_Goal of the exercise_.
Show every line below where "this" can be found.

[START]

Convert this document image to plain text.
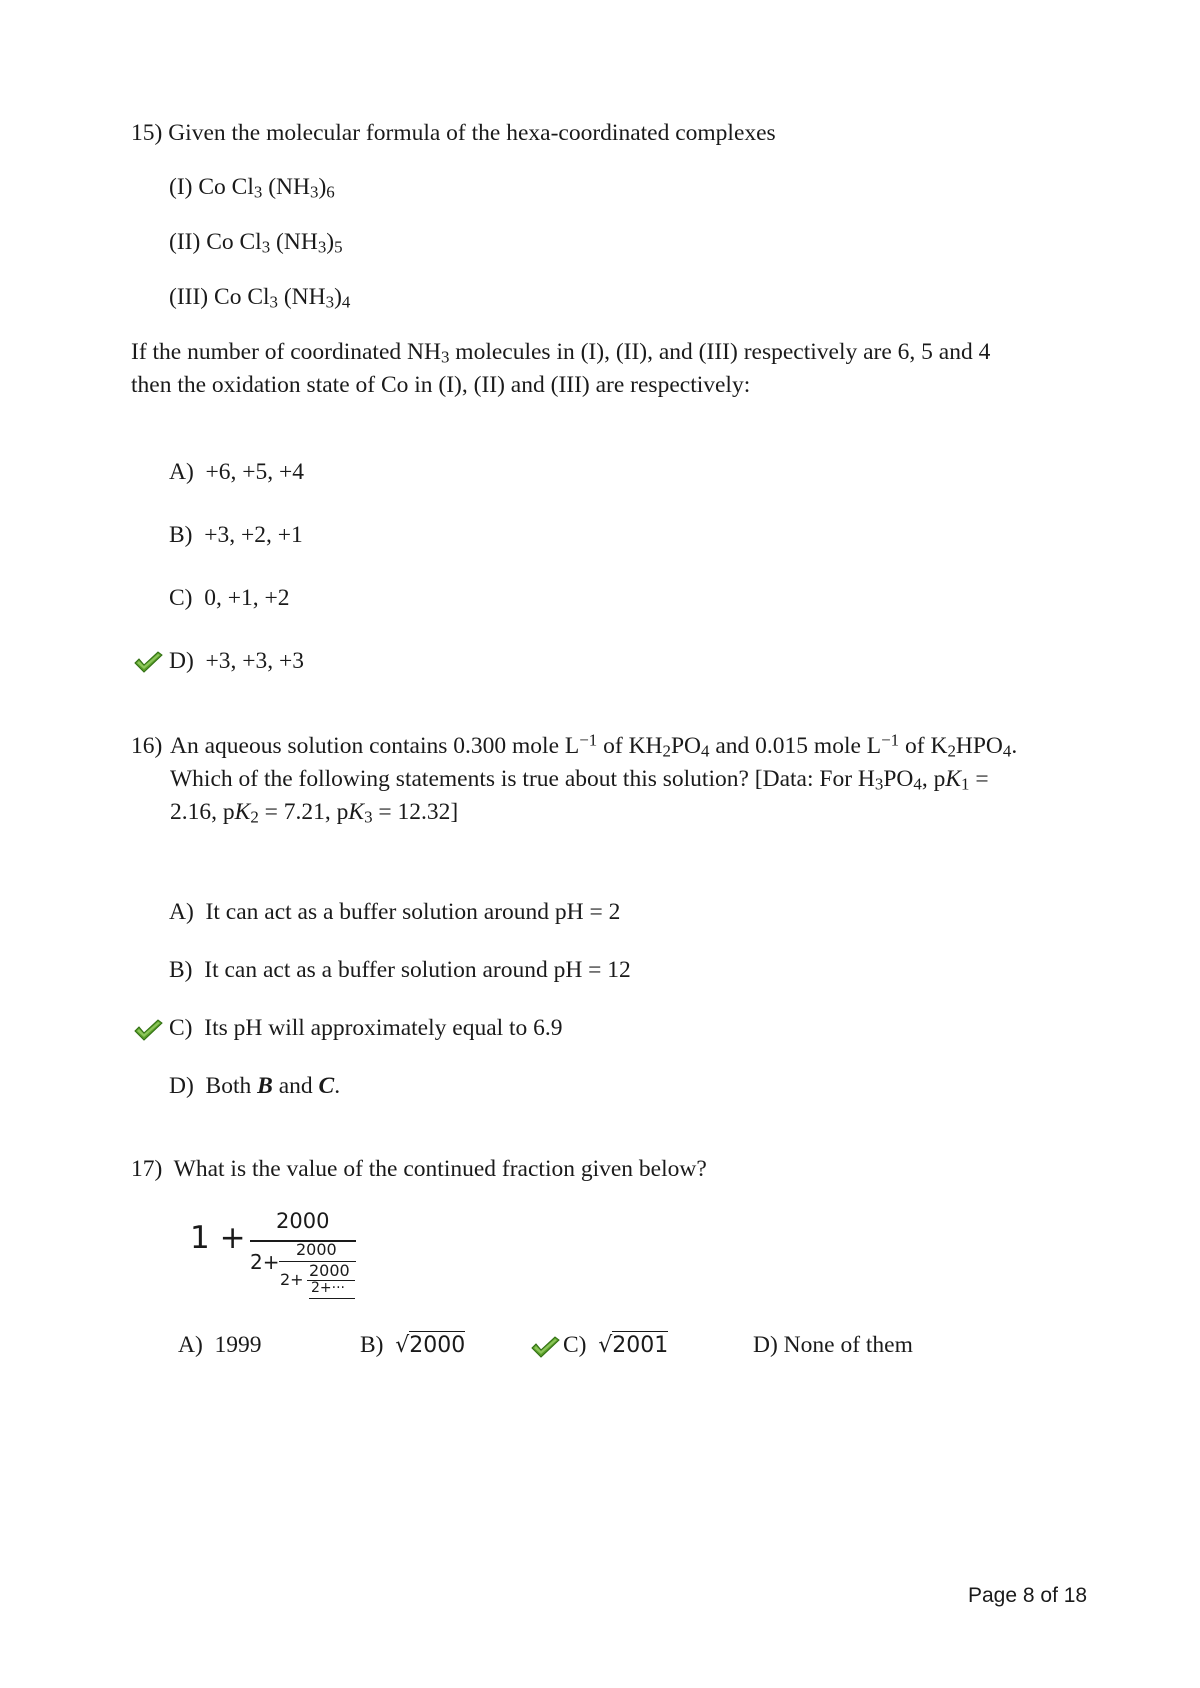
15) Given the molecular formula of the hexa-coordinated complexes
(I) Co $Cl_3$ $(NH_3)_6$
(II) Co $Cl_3$ $(NH_3)_5$
(III) Co $Cl_3$ $(NH_3)_4$
If the number of coordinated $NH_3$ molecules in (I), (II), and (III) respectively are 6, 5 and 4
then the oxidation state of Co in (I), (II) and (III) are respectively:
A) +6, +5, +4
B) +3, +2, +1
C) 0, +1, +2
D) +3, +3, +3
16) An aqueous solution contains 0.300 mole $L^{-1}$ of $KH_2PO_4$ and 0.015 mole $L^{-1}$ of $K_2HPO_4$.
Which of the following statements is true about this solution? [Data: For $H_3PO_4$, $pK_1$ =
2.16, $pK_2 = 7.21$, $pK_3 = 12.32$]
A) It can act as a buffer solution around pH = 2
B) It can act as a buffer solution around pH = 12
C) Its pH will approximately equal to 6.9
D) Both B and C.
17) What is the value of the continued fraction given below?
1 + 2000
2+
2000
2+ 2000
2+···
A) 1999	B) √2000	C) √2001	D) None of them
Page 8 of 18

[END]

_Exercise answer_.
Convert this document image to plain text.
Which of the following statements is true about this solution? [Data: For $H_3PO_4$, $pK_1$ =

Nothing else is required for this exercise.